◆ Stored records ◆
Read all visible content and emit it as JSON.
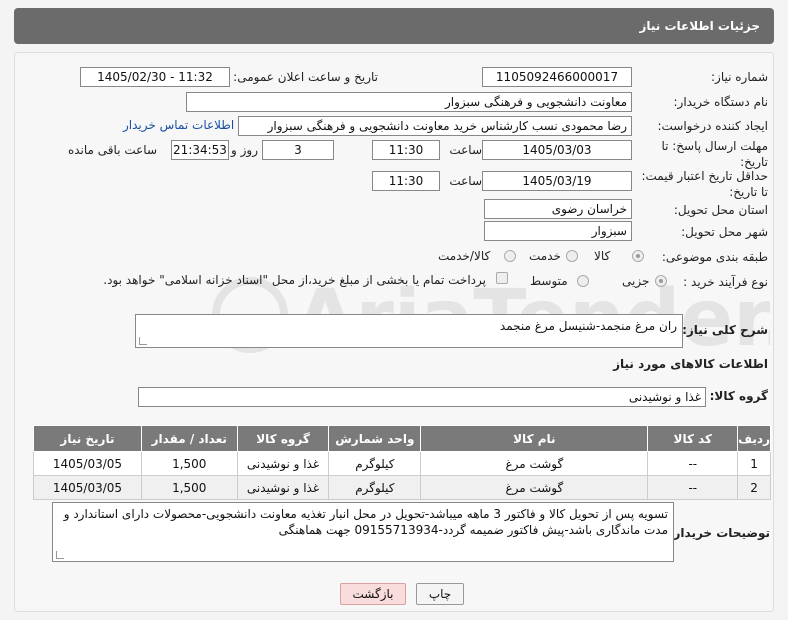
{
  "header": {
    "title": "جزئیات اطلاعات نیاز"
  },
  "form": {
    "need_number_label": "شماره نیاز:",
    "need_number": "1105092466000017",
    "announce_label": "تاریخ و ساعت اعلان عمومی:",
    "announce_value": "1405/02/30 - 11:32",
    "buyer_org_label": "نام دستگاه خریدار:",
    "buyer_org": "معاونت دانشجویی و فرهنگی سبزوار",
    "requester_label": "ایجاد کننده درخواست:",
    "requester": "رضا محمودی نسب کارشناس خرید معاونت دانشجویی و فرهنگی سبزوار",
    "buyer_contact_link": "اطلاعات تماس خریدار",
    "reply_deadline_label": "مهلت ارسال پاسخ: تا تاریخ:",
    "reply_date": "1405/03/03",
    "time_label": "ساعت",
    "reply_time": "11:30",
    "days_value": "3",
    "days_label": "روز و",
    "remaining_time": "21:34:53",
    "remaining_label": "ساعت باقی مانده",
    "price_validity_label": "حداقل تاریخ اعتبار قیمت: تا تاریخ:",
    "price_date": "1405/03/19",
    "price_time": "11:30",
    "province_label": "استان محل تحویل:",
    "province": "خراسان رضوی",
    "city_label": "شهر محل تحویل:",
    "city": "سبزوار",
    "category_label": "طبقه بندی موضوعی:",
    "category_options": [
      "کالا",
      "خدمت",
      "کالا/خدمت"
    ],
    "process_label": "نوع فرآیند خرید :",
    "process_options": [
      "جزیی",
      "متوسط"
    ],
    "payment_note": "پرداخت تمام یا بخشی از مبلغ خرید،از محل \"اسناد خزانه اسلامی\" خواهد بود.",
    "desc_label": "شرح کلی نیاز:",
    "desc_value": "ران مرغ منجمد-شنیسل مرغ منجمد",
    "goods_info_title": "اطلاعات کالاهای مورد نیاز",
    "goods_group_label": "گروه کالا:",
    "goods_group": "غذا و نوشیدنی",
    "buyer_notes_label": "توضیحات خریدار:",
    "buyer_notes": "تسویه پس از تحویل کالا و فاکتور 3 ماهه میباشد-تحویل در محل انبار تغذیه معاونت دانشجویی-محصولات دارای استاندارد و مدت ماندگاری باشد-پیش فاکتور ضمیمه گردد-09155713934 جهت هماهنگی"
  },
  "table": {
    "headers": [
      "ردیف",
      "کد کالا",
      "نام کالا",
      "واحد شمارش",
      "گروه کالا",
      "تعداد / مقدار",
      "تاریخ نیاز"
    ],
    "rows": [
      [
        "1",
        "--",
        "گوشت مرغ",
        "کیلوگرم",
        "غذا و نوشیدنی",
        "1,500",
        "1405/03/05"
      ],
      [
        "2",
        "--",
        "گوشت مرغ",
        "کیلوگرم",
        "غذا و نوشیدنی",
        "1,500",
        "1405/03/05"
      ]
    ]
  },
  "buttons": {
    "print": "چاپ",
    "back": "بازگشت"
  },
  "watermark": {
    "text": "AriaTender.net"
  },
  "colors": {
    "header": "#6b6b6b",
    "link": "#1a4fa0",
    "back_button": "#f9dcdc"
  }
}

◆ Task goal ◆
Reproduce the records above exactly, leaving out every picture they contain.

◆ Result of this task ◆
Read all visible content and emit it as JSON.
{
  "header": {
    "title": "جزئیات اطلاعات نیاز"
  },
  "form": {
    "need_number_label": "شماره نیاز:",
    "need_number": "1105092466000017",
    "announce_label": "تاریخ و ساعت اعلان عمومی:",
    "announce_value": "1405/02/30 - 11:32",
    "buyer_org_label": "نام دستگاه خریدار:",
    "buyer_org": "معاونت دانشجویی و فرهنگی سبزوار",
    "requester_label": "ایجاد کننده درخواست:",
    "requester": "رضا محمودی نسب کارشناس خرید معاونت دانشجویی و فرهنگی سبزوار",
    "buyer_contact_link": "اطلاعات تماس خریدار",
    "reply_deadline_label": "مهلت ارسال پاسخ: تا تاریخ:",
    "reply_date": "1405/03/03",
    "time_label": "ساعت",
    "reply_time": "11:30",
    "days_value": "3",
    "days_label": "روز و",
    "remaining_time": "21:34:53",
    "remaining_label": "ساعت باقی مانده",
    "price_validity_label": "حداقل تاریخ اعتبار قیمت: تا تاریخ:",
    "price_date": "1405/03/19",
    "price_time": "11:30",
    "province_label": "استان محل تحویل:",
    "province": "خراسان رضوی",
    "city_label": "شهر محل تحویل:",
    "city": "سبزوار",
    "category_label": "طبقه بندی موضوعی:",
    "category_options": [
      "کالا",
      "خدمت",
      "کالا/خدمت"
    ],
    "process_label": "نوع فرآیند خرید :",
    "process_options": [
      "جزیی",
      "متوسط"
    ],
    "payment_note": "پرداخت تمام یا بخشی از مبلغ خرید،از محل \"اسناد خزانه اسلامی\" خواهد بود.",
    "desc_label": "شرح کلی نیاز:",
    "desc_value": "ران مرغ منجمد-شنیسل مرغ منجمد",
    "goods_info_title": "اطلاعات کالاهای مورد نیاز",
    "goods_group_label": "گروه کالا:",
    "goods_group": "غذا و نوشیدنی",
    "buyer_notes_label": "توضیحات خریدار:",
    "buyer_notes": "تسویه پس از تحویل کالا و فاکتور 3 ماهه میباشد-تحویل در محل انبار تغذیه معاونت دانشجویی-محصولات دارای استاندارد و مدت ماندگاری باشد-پیش فاکتور ضمیمه گردد-09155713934 جهت هماهنگی"
  },
  "table": {
    "headers": [
      "ردیف",
      "کد کالا",
      "نام کالا",
      "واحد شمارش",
      "گروه کالا",
      "تعداد / مقدار",
      "تاریخ نیاز"
    ],
    "rows": [
      [
        "1",
        "--",
        "گوشت مرغ",
        "کیلوگرم",
        "غذا و نوشیدنی",
        "1,500",
        "1405/03/05"
      ],
      [
        "2",
        "--",
        "گوشت مرغ",
        "کیلوگرم",
        "غذا و نوشیدنی",
        "1,500",
        "1405/03/05"
      ]
    ]
  },
  "buttons": {
    "print": "چاپ",
    "back": "بازگشت"
  },
  "watermark": {
    "text": "AriaTender.net"
  },
  "colors": {
    "header": "#6b6b6b",
    "link": "#1a4fa0",
    "back_button": "#f9dcdc"
  }
}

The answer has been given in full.